(Dataset rows about figures)
:::
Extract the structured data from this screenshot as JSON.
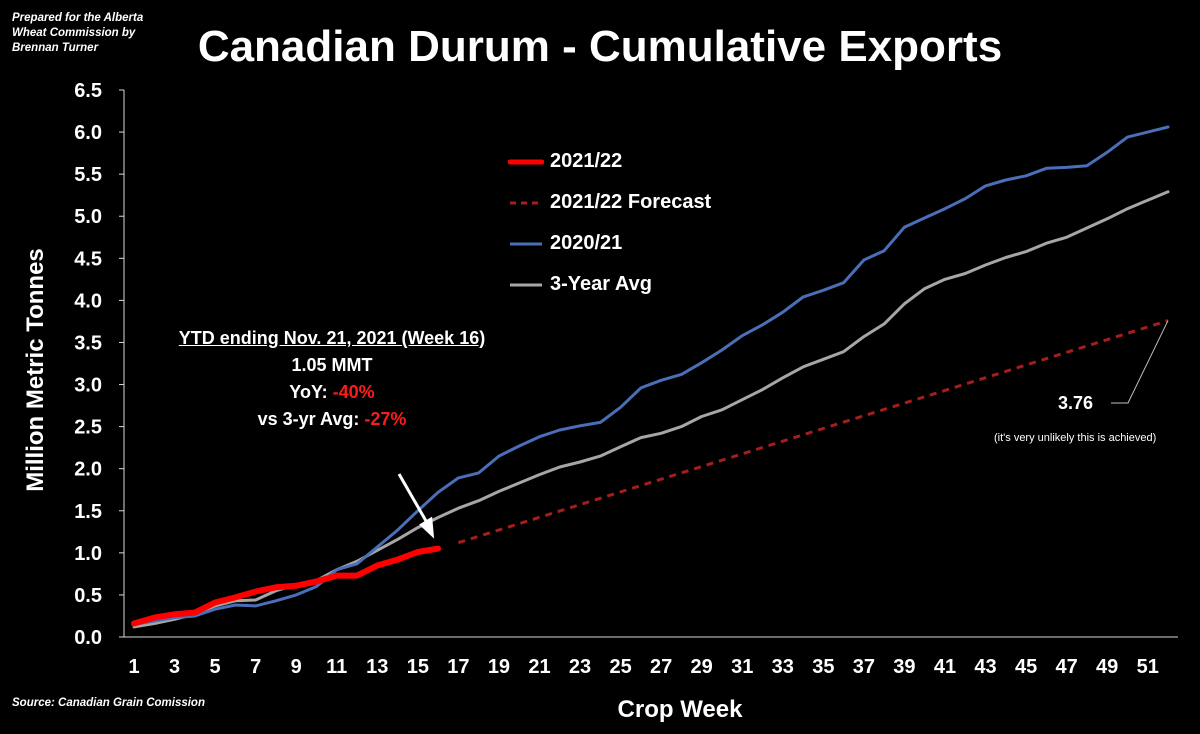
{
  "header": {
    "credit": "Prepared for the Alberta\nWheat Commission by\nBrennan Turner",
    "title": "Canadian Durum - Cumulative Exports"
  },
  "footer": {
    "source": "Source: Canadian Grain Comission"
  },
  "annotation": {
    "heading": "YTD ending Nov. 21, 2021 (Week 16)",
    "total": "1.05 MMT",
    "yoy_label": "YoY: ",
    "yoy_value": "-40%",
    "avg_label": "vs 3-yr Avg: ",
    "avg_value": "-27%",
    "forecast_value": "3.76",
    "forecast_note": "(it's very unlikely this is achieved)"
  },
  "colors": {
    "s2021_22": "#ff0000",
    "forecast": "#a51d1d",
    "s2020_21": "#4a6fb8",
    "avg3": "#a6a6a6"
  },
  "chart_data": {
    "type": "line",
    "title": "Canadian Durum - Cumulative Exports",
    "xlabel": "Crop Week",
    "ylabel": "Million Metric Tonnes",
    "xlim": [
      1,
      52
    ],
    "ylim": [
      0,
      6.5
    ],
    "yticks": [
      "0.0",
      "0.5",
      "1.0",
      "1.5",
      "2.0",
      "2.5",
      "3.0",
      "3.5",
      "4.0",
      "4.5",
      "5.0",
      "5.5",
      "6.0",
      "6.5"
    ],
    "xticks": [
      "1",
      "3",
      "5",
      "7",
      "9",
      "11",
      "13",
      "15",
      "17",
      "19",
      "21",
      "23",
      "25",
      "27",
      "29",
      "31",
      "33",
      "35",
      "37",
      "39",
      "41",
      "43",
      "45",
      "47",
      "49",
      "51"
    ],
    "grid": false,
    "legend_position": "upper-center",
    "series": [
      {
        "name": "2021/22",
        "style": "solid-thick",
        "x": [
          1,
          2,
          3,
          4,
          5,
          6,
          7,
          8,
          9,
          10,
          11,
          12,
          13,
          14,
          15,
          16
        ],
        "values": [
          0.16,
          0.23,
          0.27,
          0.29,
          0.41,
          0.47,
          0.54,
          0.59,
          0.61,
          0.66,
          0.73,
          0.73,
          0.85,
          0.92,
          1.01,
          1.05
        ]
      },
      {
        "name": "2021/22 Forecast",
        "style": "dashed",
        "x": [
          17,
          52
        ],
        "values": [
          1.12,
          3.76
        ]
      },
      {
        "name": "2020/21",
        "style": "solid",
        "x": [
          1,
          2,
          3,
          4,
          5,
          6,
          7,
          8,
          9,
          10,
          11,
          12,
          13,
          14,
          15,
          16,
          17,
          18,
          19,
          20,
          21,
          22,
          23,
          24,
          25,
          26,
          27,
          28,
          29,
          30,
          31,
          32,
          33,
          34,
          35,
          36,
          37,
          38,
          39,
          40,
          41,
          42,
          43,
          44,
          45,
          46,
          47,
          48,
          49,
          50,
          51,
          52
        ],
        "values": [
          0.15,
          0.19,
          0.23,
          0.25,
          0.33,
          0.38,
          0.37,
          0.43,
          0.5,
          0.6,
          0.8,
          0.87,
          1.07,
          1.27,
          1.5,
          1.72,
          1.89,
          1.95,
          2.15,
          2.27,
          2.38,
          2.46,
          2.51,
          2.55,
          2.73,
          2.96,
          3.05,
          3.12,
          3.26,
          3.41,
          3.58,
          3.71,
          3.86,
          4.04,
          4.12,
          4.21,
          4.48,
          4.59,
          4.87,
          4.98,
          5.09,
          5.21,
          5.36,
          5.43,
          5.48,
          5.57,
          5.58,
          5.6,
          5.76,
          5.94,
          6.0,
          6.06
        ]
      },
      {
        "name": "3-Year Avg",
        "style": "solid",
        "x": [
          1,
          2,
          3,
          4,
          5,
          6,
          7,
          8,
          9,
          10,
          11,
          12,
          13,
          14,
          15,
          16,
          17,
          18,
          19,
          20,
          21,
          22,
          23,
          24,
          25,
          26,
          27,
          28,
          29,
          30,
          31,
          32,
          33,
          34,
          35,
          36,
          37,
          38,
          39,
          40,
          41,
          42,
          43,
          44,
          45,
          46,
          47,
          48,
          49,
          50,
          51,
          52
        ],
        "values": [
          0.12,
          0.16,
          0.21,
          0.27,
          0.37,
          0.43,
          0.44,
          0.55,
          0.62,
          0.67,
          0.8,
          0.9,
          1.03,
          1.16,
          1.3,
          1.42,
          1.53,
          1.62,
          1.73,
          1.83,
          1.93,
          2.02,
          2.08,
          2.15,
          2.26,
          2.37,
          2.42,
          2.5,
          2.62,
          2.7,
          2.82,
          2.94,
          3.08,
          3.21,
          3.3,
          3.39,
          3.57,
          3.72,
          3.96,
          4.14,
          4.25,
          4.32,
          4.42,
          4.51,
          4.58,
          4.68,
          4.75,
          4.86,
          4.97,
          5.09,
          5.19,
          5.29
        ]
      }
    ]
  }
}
:::
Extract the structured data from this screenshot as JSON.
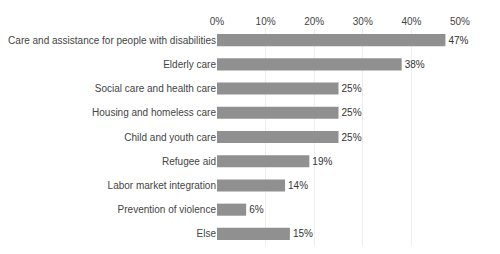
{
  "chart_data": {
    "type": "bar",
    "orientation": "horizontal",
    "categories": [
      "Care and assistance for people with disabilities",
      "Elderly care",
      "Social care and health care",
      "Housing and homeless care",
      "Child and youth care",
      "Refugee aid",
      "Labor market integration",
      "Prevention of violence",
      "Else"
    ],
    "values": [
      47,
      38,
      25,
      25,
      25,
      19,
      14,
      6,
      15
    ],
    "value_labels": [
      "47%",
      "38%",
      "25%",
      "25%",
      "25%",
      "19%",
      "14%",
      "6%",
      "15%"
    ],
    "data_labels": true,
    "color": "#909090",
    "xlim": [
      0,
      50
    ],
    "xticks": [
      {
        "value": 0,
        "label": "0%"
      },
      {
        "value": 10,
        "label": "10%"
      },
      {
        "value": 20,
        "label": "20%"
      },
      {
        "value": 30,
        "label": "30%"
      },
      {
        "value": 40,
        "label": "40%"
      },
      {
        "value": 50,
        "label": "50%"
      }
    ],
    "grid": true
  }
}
:::
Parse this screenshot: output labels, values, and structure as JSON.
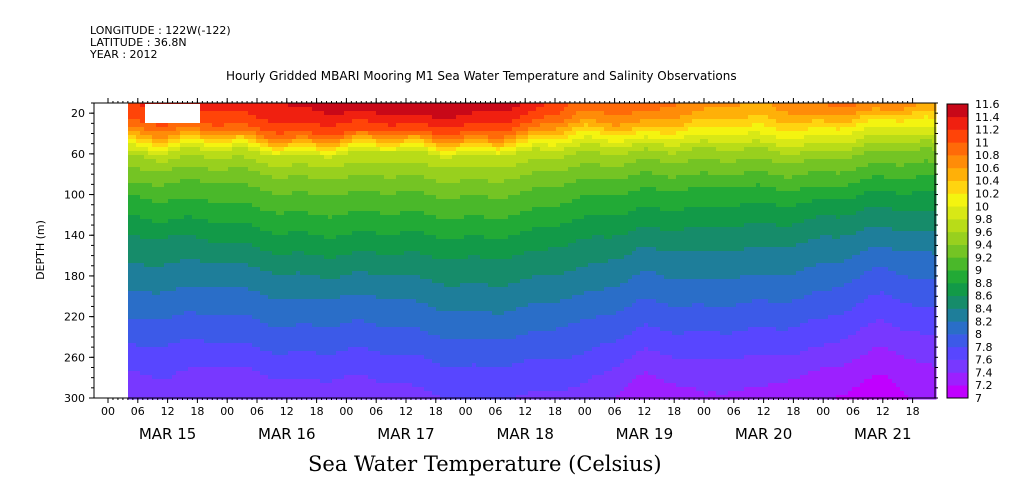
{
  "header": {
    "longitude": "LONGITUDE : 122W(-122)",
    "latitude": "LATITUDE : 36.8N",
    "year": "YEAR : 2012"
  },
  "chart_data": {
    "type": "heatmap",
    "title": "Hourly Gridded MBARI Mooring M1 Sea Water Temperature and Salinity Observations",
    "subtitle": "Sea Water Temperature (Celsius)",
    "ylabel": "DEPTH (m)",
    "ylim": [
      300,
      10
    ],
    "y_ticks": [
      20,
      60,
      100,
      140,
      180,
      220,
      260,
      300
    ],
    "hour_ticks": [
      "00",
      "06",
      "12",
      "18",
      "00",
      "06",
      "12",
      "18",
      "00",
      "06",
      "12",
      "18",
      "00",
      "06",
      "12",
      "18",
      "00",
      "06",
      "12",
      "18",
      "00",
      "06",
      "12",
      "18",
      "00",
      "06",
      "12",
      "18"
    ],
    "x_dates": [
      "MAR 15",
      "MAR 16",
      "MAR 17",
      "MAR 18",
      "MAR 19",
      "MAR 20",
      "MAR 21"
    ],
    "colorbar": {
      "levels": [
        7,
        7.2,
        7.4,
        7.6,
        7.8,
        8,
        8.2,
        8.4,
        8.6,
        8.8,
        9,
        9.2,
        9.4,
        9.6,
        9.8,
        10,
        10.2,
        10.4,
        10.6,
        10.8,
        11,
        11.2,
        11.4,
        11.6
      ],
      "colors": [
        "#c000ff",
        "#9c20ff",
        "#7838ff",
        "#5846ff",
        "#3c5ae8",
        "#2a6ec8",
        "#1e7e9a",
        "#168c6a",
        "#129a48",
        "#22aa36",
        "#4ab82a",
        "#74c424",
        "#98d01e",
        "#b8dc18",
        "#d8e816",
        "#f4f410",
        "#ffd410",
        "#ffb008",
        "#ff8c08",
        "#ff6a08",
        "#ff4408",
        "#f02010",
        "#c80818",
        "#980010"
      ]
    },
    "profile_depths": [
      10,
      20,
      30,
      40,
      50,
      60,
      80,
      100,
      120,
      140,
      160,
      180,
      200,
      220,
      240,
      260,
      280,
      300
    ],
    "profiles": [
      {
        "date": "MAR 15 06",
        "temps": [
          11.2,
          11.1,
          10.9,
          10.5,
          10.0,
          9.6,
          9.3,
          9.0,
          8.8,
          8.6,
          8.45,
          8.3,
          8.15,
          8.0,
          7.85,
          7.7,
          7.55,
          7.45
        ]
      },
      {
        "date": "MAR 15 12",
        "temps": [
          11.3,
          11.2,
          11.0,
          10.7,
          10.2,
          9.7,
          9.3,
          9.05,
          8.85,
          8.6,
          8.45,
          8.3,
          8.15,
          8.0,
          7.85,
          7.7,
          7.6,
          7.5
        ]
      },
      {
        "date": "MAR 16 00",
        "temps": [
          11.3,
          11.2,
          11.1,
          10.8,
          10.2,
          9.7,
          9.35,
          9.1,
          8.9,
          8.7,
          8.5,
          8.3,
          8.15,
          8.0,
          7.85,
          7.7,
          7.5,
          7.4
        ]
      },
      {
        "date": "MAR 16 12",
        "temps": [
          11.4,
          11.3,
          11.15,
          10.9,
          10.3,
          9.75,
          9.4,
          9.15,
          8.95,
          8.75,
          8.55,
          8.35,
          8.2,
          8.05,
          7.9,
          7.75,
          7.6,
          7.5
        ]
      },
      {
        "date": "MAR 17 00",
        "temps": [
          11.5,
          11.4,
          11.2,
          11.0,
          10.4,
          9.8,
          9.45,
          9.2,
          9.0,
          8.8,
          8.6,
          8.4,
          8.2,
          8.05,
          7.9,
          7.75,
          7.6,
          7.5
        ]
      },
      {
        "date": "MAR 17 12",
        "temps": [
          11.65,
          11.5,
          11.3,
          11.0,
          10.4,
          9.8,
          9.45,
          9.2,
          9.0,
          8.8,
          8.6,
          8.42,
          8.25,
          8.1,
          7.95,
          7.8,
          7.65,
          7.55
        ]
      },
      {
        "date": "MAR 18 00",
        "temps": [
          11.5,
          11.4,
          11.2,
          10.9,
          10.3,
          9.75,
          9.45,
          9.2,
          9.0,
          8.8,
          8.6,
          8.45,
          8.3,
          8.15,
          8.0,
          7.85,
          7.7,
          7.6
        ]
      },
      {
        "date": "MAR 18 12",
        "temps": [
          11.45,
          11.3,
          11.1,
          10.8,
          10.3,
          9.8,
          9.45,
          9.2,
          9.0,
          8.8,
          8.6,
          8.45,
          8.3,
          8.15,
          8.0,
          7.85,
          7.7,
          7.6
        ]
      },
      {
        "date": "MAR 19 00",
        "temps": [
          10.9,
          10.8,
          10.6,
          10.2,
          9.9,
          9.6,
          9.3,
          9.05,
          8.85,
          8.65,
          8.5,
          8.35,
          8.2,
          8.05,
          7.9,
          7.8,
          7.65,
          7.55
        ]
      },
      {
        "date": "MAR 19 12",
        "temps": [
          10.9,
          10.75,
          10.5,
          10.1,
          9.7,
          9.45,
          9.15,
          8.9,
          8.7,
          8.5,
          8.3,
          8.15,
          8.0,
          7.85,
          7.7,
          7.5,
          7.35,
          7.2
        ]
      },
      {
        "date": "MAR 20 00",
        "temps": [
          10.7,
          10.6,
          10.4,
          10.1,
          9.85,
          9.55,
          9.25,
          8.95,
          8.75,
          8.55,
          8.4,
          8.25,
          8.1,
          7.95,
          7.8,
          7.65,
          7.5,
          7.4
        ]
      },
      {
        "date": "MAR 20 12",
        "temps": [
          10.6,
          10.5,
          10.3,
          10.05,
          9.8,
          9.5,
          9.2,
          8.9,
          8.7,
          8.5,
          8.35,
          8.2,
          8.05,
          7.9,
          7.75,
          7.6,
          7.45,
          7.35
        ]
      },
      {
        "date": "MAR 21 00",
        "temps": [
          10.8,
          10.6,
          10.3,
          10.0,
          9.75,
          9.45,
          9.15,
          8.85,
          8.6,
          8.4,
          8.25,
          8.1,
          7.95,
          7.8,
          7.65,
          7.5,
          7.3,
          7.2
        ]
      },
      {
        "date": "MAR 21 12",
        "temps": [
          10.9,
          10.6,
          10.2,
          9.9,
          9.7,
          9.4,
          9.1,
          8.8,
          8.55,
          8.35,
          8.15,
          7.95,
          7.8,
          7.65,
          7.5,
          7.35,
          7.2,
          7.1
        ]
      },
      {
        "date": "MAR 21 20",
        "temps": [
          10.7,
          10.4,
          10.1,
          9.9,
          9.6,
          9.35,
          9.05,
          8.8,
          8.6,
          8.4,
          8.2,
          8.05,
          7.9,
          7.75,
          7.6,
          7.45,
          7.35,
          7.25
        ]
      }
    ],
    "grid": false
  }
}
:::
Short task
Where a line holds "style", copy it out.

Exercise response
        "style": "solid-thick",
        "style": "dashed",
        "style": "solid",
        "style": "solid",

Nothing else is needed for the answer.